Challenge = Copy the material that follows word for word and omit its pictures.

Provided data =
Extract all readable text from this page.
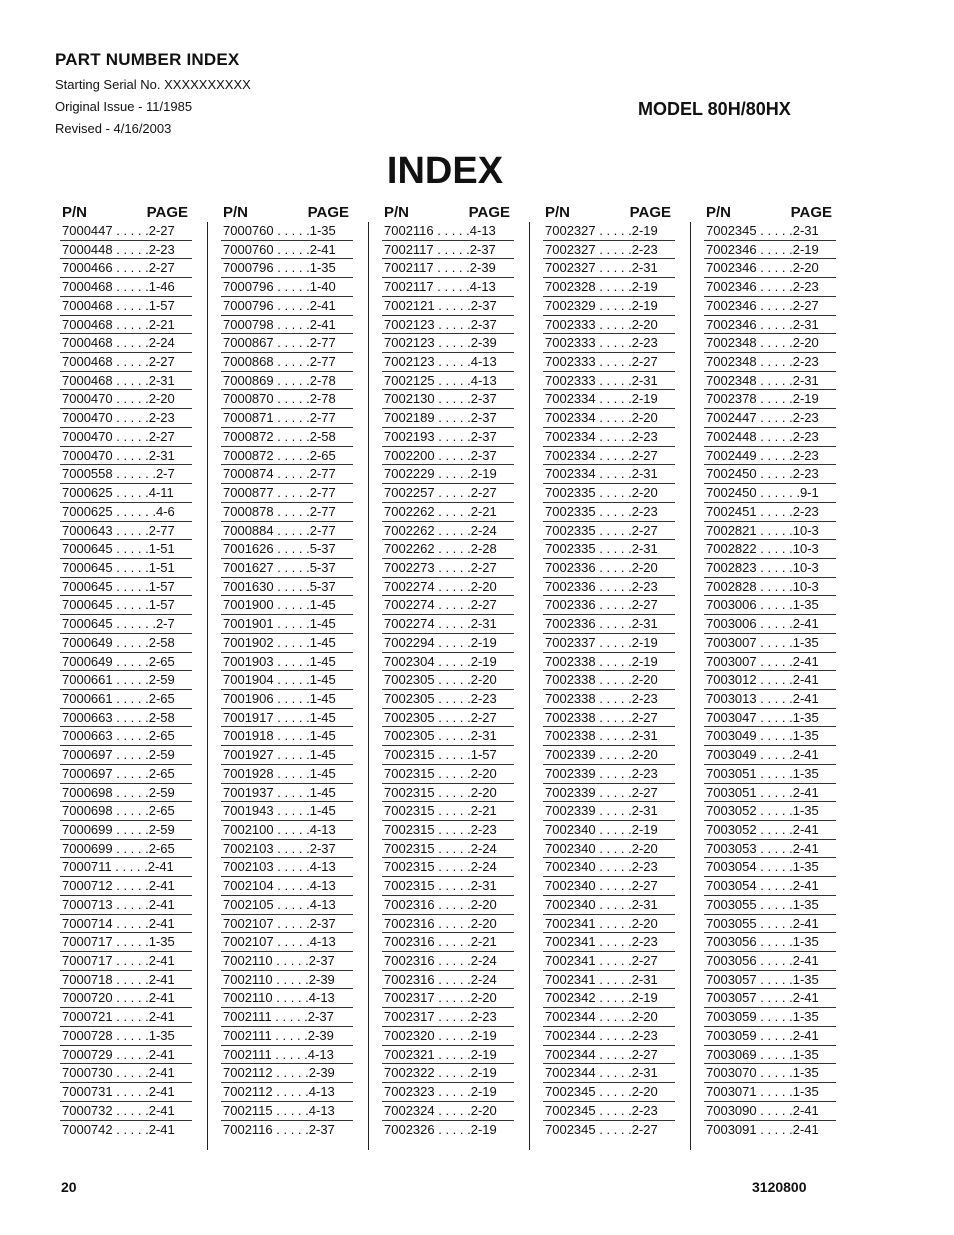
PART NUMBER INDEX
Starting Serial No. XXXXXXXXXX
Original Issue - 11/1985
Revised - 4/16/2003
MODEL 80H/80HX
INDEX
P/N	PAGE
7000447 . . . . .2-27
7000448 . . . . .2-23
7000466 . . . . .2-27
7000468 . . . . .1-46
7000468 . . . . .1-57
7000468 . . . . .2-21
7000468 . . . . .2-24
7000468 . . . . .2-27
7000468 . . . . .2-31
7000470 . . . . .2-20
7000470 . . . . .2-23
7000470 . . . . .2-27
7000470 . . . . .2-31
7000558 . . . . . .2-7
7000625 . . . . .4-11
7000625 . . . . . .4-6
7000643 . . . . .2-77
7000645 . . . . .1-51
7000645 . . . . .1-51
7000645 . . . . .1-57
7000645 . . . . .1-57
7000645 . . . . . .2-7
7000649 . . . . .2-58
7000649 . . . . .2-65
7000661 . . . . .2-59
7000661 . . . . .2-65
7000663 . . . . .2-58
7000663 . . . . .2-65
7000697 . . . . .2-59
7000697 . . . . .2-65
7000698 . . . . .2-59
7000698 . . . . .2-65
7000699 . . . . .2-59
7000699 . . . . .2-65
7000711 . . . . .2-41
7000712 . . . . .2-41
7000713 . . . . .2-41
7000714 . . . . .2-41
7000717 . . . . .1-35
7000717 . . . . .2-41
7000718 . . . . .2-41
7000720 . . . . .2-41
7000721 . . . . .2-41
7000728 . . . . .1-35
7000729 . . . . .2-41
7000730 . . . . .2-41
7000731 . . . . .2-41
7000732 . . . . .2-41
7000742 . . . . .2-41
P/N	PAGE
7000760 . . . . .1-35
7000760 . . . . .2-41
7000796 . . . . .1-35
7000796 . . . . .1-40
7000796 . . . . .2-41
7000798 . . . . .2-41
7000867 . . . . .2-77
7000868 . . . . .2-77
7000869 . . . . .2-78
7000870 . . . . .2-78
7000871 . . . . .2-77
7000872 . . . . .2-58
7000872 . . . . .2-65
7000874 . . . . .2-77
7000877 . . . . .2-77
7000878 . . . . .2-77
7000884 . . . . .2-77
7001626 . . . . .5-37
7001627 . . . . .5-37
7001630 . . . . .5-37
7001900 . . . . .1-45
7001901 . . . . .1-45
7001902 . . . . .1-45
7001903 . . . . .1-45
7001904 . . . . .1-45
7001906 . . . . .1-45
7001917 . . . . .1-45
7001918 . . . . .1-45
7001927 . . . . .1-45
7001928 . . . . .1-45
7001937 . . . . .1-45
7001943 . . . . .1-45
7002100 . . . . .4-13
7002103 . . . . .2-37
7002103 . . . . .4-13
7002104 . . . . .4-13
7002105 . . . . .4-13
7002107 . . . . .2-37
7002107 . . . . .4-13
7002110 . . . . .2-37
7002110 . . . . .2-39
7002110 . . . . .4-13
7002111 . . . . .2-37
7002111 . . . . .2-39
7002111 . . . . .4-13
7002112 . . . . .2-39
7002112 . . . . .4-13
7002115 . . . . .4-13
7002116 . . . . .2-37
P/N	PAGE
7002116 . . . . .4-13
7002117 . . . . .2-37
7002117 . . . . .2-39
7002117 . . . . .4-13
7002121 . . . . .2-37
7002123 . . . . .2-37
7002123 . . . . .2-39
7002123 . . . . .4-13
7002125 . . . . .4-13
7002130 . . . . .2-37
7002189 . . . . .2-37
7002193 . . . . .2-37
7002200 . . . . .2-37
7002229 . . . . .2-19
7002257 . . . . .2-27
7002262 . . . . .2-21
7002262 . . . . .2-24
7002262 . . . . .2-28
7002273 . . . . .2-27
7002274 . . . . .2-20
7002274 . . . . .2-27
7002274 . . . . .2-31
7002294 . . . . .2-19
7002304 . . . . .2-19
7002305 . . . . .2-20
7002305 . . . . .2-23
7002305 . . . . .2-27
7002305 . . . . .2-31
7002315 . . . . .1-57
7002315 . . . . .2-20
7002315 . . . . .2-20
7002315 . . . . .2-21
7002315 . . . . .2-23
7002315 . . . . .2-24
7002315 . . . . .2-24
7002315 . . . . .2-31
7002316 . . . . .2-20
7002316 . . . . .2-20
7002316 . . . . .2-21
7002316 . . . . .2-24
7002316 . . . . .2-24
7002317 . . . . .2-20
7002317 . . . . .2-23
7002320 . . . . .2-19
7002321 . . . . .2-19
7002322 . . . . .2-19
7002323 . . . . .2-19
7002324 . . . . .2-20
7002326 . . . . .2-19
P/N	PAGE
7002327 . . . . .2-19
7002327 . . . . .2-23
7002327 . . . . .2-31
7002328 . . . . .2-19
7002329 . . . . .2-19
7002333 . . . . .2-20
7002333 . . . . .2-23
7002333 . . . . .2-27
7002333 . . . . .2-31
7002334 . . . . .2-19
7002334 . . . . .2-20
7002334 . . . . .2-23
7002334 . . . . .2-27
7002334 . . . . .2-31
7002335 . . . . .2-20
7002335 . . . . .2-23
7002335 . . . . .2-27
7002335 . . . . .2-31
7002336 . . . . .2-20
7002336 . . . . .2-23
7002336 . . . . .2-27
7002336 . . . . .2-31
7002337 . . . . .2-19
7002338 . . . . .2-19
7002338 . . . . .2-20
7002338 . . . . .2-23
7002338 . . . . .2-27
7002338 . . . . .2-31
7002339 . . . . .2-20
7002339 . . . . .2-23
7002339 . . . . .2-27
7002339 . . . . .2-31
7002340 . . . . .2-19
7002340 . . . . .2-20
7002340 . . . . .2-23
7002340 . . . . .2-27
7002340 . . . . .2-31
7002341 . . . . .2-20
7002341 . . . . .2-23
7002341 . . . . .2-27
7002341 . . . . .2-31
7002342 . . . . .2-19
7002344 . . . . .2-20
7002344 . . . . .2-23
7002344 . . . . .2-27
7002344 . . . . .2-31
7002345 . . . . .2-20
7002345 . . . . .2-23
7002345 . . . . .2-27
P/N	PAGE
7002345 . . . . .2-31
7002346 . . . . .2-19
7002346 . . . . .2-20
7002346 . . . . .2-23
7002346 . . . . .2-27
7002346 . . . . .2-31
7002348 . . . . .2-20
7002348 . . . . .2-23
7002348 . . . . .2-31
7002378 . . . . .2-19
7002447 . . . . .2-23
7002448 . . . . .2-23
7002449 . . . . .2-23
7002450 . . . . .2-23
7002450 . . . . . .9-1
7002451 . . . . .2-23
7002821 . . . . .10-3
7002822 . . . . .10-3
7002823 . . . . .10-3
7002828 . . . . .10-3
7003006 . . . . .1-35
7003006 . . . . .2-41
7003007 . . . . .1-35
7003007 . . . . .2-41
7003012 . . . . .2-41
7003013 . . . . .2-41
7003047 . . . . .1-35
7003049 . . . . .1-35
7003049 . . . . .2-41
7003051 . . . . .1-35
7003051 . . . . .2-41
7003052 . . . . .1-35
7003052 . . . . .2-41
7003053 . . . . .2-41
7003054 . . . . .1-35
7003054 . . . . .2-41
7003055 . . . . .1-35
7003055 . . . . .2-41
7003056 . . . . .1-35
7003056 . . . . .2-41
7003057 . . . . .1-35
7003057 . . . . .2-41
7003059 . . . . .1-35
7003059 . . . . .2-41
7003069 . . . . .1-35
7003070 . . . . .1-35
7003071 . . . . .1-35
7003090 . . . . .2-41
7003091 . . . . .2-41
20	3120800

Response to the exercise =
Extract all readable text from this page.
PART NUMBER INDEX
Starting Serial No. XXXXXXXXXX
Original Issue - 11/1985
Revised - 4/16/2003
MODEL 80H/80HX
INDEX
P/N	PAGE
7000447 . . . . .2-27
7000448 . . . . .2-23
7000466 . . . . .2-27
7000468 . . . . .1-46
7000468 . . . . .1-57
7000468 . . . . .2-21
7000468 . . . . .2-24
7000468 . . . . .2-27
7000468 . . . . .2-31
7000470 . . . . .2-20
7000470 . . . . .2-23
7000470 . . . . .2-27
7000470 . . . . .2-31
7000558 . . . . . .2-7
7000625 . . . . .4-11
7000625 . . . . . .4-6
7000643 . . . . .2-77
7000645 . . . . .1-51
7000645 . . . . .1-51
7000645 . . . . .1-57
7000645 . . . . .1-57
7000645 . . . . . .2-7
7000649 . . . . .2-58
7000649 . . . . .2-65
7000661 . . . . .2-59
7000661 . . . . .2-65
7000663 . . . . .2-58
7000663 . . . . .2-65
7000697 . . . . .2-59
7000697 . . . . .2-65
7000698 . . . . .2-59
7000698 . . . . .2-65
7000699 . . . . .2-59
7000699 . . . . .2-65
7000711 . . . . .2-41
7000712 . . . . .2-41
7000713 . . . . .2-41
7000714 . . . . .2-41
7000717 . . . . .1-35
7000717 . . . . .2-41
7000718 . . . . .2-41
7000720 . . . . .2-41
7000721 . . . . .2-41
7000728 . . . . .1-35
7000729 . . . . .2-41
7000730 . . . . .2-41
7000731 . . . . .2-41
7000732 . . . . .2-41
7000742 . . . . .2-41
P/N	PAGE
7000760 . . . . .1-35
7000760 . . . . .2-41
7000796 . . . . .1-35
7000796 . . . . .1-40
7000796 . . . . .2-41
7000798 . . . . .2-41
7000867 . . . . .2-77
7000868 . . . . .2-77
7000869 . . . . .2-78
7000870 . . . . .2-78
7000871 . . . . .2-77
7000872 . . . . .2-58
7000872 . . . . .2-65
7000874 . . . . .2-77
7000877 . . . . .2-77
7000878 . . . . .2-77
7000884 . . . . .2-77
7001626 . . . . .5-37
7001627 . . . . .5-37
7001630 . . . . .5-37
7001900 . . . . .1-45
7001901 . . . . .1-45
7001902 . . . . .1-45
7001903 . . . . .1-45
7001904 . . . . .1-45
7001906 . . . . .1-45
7001917 . . . . .1-45
7001918 . . . . .1-45
7001927 . . . . .1-45
7001928 . . . . .1-45
7001937 . . . . .1-45
7001943 . . . . .1-45
7002100 . . . . .4-13
7002103 . . . . .2-37
7002103 . . . . .4-13
7002104 . . . . .4-13
7002105 . . . . .4-13
7002107 . . . . .2-37
7002107 . . . . .4-13
7002110 . . . . .2-37
7002110 . . . . .2-39
7002110 . . . . .4-13
7002111 . . . . .2-37
7002111 . . . . .2-39
7002111 . . . . .4-13
7002112 . . . . .2-39
7002112 . . . . .4-13
7002115 . . . . .4-13
7002116 . . . . .2-37
P/N	PAGE
7002116 . . . . .4-13
7002117 . . . . .2-37
7002117 . . . . .2-39
7002117 . . . . .4-13
7002121 . . . . .2-37
7002123 . . . . .2-37
7002123 . . . . .2-39
7002123 . . . . .4-13
7002125 . . . . .4-13
7002130 . . . . .2-37
7002189 . . . . .2-37
7002193 . . . . .2-37
7002200 . . . . .2-37
7002229 . . . . .2-19
7002257 . . . . .2-27
7002262 . . . . .2-21
7002262 . . . . .2-24
7002262 . . . . .2-28
7002273 . . . . .2-27
7002274 . . . . .2-20
7002274 . . . . .2-27
7002274 . . . . .2-31
7002294 . . . . .2-19
7002304 . . . . .2-19
7002305 . . . . .2-20
7002305 . . . . .2-23
7002305 . . . . .2-27
7002305 . . . . .2-31
7002315 . . . . .1-57
7002315 . . . . .2-20
7002315 . . . . .2-20
7002315 . . . . .2-21
7002315 . . . . .2-23
7002315 . . . . .2-24
7002315 . . . . .2-24
7002315 . . . . .2-31
7002316 . . . . .2-20
7002316 . . . . .2-20
7002316 . . . . .2-21
7002316 . . . . .2-24
7002316 . . . . .2-24
7002317 . . . . .2-20
7002317 . . . . .2-23
7002320 . . . . .2-19
7002321 . . . . .2-19
7002322 . . . . .2-19
7002323 . . . . .2-19
7002324 . . . . .2-20
7002326 . . . . .2-19
P/N	PAGE
7002327 . . . . .2-19
7002327 . . . . .2-23
7002327 . . . . .2-31
7002328 . . . . .2-19
7002329 . . . . .2-19
7002333 . . . . .2-20
7002333 . . . . .2-23
7002333 . . . . .2-27
7002333 . . . . .2-31
7002334 . . . . .2-19
7002334 . . . . .2-20
7002334 . . . . .2-23
7002334 . . . . .2-27
7002334 . . . . .2-31
7002335 . . . . .2-20
7002335 . . . . .2-23
7002335 . . . . .2-27
7002335 . . . . .2-31
7002336 . . . . .2-20
7002336 . . . . .2-23
7002336 . . . . .2-27
7002336 . . . . .2-31
7002337 . . . . .2-19
7002338 . . . . .2-19
7002338 . . . . .2-20
7002338 . . . . .2-23
7002338 . . . . .2-27
7002338 . . . . .2-31
7002339 . . . . .2-20
7002339 . . . . .2-23
7002339 . . . . .2-27
7002339 . . . . .2-31
7002340 . . . . .2-19
7002340 . . . . .2-20
7002340 . . . . .2-23
7002340 . . . . .2-27
7002340 . . . . .2-31
7002341 . . . . .2-20
7002341 . . . . .2-23
7002341 . . . . .2-27
7002341 . . . . .2-31
7002342 . . . . .2-19
7002344 . . . . .2-20
7002344 . . . . .2-23
7002344 . . . . .2-27
7002344 . . . . .2-31
7002345 . . . . .2-20
7002345 . . . . .2-23
7002345 . . . . .2-27
P/N	PAGE
7002345 . . . . .2-31
7002346 . . . . .2-19
7002346 . . . . .2-20
7002346 . . . . .2-23
7002346 . . . . .2-27
7002346 . . . . .2-31
7002348 . . . . .2-20
7002348 . . . . .2-23
7002348 . . . . .2-31
7002378 . . . . .2-19
7002447 . . . . .2-23
7002448 . . . . .2-23
7002449 . . . . .2-23
7002450 . . . . .2-23
7002450 . . . . . .9-1
7002451 . . . . .2-23
7002821 . . . . .10-3
7002822 . . . . .10-3
7002823 . . . . .10-3
7002828 . . . . .10-3
7003006 . . . . .1-35
7003006 . . . . .2-41
7003007 . . . . .1-35
7003007 . . . . .2-41
7003012 . . . . .2-41
7003013 . . . . .2-41
7003047 . . . . .1-35
7003049 . . . . .1-35
7003049 . . . . .2-41
7003051 . . . . .1-35
7003051 . . . . .2-41
7003052 . . . . .1-35
7003052 . . . . .2-41
7003053 . . . . .2-41
7003054 . . . . .1-35
7003054 . . . . .2-41
7003055 . . . . .1-35
7003055 . . . . .2-41
7003056 . . . . .1-35
7003056 . . . . .2-41
7003057 . . . . .1-35
7003057 . . . . .2-41
7003059 . . . . .1-35
7003059 . . . . .2-41
7003069 . . . . .1-35
7003070 . . . . .1-35
7003071 . . . . .1-35
7003090 . . . . .2-41
7003091 . . . . .2-41
20	3120800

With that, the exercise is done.